EXERCISE DATA start

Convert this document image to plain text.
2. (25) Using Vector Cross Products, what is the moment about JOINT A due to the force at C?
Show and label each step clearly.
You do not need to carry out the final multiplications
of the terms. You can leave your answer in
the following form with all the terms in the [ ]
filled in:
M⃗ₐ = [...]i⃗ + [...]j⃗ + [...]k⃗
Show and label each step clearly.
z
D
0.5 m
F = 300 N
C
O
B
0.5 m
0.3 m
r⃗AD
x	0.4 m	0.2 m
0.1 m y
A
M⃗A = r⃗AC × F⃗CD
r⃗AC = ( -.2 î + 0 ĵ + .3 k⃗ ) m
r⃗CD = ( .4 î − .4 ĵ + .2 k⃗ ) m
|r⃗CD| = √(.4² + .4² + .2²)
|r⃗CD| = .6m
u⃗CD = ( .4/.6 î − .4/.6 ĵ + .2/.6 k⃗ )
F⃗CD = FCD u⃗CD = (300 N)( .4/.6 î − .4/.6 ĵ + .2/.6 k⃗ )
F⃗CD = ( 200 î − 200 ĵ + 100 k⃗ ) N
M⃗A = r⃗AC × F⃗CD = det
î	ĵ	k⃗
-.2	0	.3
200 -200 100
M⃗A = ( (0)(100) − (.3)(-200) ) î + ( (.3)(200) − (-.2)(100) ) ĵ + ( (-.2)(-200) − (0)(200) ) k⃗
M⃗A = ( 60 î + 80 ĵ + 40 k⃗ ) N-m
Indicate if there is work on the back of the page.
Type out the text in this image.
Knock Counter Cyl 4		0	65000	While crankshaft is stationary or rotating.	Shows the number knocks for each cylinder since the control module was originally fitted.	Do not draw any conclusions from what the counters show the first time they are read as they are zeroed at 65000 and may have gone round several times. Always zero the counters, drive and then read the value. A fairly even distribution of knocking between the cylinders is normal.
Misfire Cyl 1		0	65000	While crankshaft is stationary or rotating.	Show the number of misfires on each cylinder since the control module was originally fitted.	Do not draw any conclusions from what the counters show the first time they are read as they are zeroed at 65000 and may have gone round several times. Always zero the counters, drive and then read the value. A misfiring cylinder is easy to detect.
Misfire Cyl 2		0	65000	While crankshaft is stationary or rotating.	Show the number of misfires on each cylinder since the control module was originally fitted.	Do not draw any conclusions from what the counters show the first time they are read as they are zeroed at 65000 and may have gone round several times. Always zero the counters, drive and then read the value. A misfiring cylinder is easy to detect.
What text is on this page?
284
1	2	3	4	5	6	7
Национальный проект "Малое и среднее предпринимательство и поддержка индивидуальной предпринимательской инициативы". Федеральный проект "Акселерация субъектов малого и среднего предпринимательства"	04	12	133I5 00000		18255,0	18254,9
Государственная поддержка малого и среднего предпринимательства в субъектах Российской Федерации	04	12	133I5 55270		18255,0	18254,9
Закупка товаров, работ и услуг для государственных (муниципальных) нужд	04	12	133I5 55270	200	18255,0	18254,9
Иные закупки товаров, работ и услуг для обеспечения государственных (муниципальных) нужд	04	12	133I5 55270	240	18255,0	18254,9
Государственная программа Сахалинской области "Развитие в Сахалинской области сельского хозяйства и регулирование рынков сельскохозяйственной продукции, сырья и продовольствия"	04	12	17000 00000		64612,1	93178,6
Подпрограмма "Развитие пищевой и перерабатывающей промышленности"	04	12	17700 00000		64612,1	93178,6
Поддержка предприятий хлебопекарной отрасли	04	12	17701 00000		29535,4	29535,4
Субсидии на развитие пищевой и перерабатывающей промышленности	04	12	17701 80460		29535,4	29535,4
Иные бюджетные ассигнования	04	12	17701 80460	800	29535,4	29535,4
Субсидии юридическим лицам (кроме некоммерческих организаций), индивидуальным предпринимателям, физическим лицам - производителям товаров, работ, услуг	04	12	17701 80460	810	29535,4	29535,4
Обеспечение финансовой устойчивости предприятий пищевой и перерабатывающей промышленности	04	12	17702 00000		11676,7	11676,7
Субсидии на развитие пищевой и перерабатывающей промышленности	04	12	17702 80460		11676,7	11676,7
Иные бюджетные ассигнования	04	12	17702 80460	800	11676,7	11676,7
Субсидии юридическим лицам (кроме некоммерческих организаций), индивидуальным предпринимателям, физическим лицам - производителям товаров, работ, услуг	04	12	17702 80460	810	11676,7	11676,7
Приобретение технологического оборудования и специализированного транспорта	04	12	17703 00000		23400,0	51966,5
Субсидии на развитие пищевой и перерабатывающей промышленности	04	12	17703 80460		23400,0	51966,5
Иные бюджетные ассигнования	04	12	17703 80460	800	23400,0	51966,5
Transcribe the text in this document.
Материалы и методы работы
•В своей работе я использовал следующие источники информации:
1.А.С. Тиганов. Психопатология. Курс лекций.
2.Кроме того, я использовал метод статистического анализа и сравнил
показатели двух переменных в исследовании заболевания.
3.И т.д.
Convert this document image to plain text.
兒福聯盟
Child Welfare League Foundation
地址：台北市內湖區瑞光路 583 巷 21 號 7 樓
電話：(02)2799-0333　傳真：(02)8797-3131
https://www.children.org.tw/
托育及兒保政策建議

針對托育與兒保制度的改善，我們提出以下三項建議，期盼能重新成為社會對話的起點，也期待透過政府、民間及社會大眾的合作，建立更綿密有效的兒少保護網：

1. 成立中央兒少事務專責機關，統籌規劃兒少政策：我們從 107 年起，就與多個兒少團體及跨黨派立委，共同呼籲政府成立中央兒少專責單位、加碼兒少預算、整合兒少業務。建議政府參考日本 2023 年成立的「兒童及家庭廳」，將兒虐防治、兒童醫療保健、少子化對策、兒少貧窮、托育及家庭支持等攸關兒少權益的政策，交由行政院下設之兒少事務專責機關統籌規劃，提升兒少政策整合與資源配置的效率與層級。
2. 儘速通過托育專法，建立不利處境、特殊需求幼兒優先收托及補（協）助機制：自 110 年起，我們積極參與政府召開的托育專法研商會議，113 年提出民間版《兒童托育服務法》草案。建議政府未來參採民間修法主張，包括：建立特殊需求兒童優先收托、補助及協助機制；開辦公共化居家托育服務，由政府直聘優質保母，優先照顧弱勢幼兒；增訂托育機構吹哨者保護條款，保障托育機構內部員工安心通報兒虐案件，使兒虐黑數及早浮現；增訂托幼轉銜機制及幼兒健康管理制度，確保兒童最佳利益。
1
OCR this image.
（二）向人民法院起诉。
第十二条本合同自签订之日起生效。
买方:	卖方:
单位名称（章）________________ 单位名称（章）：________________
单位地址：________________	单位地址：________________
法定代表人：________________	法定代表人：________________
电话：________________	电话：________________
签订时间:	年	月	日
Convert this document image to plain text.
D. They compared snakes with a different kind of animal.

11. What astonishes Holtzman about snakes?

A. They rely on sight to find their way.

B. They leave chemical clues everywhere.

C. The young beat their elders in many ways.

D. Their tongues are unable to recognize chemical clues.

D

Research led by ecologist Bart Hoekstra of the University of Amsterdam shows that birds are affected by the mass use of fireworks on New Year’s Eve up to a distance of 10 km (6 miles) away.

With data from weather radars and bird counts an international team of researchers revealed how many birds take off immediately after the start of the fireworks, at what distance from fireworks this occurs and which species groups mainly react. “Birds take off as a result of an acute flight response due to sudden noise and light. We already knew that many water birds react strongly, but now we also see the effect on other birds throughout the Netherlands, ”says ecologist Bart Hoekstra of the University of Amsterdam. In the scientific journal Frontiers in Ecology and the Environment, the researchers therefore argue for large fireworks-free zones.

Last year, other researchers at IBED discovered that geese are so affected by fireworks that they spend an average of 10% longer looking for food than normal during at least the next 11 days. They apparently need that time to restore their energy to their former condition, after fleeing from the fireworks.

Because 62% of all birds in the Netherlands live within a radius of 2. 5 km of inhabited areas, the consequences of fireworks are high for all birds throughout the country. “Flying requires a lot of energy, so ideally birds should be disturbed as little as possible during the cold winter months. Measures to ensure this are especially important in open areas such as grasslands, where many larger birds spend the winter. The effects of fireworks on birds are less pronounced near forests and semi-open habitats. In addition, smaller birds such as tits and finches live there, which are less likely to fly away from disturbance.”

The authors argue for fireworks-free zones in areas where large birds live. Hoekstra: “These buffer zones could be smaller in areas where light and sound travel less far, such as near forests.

EXERCISE DATA end

EXERCISE | Out of the material above, select every line that holds the string "организаций".

ANSWER TO THIS PROBLEM |
Субсидии юридическим лицам (кроме некоммерческих организаций), индивидуальным предпринимателям, физическим лицам - производителям товаров, работ, услуг	04	12	17701 80460	810	29535,4	29535,4
Субсидии юридическим лицам (кроме некоммерческих организаций), индивидуальным предпринимателям, физическим лицам - производителям товаров, работ, услуг	04	12	17702 80460	810	11676,7	11676,7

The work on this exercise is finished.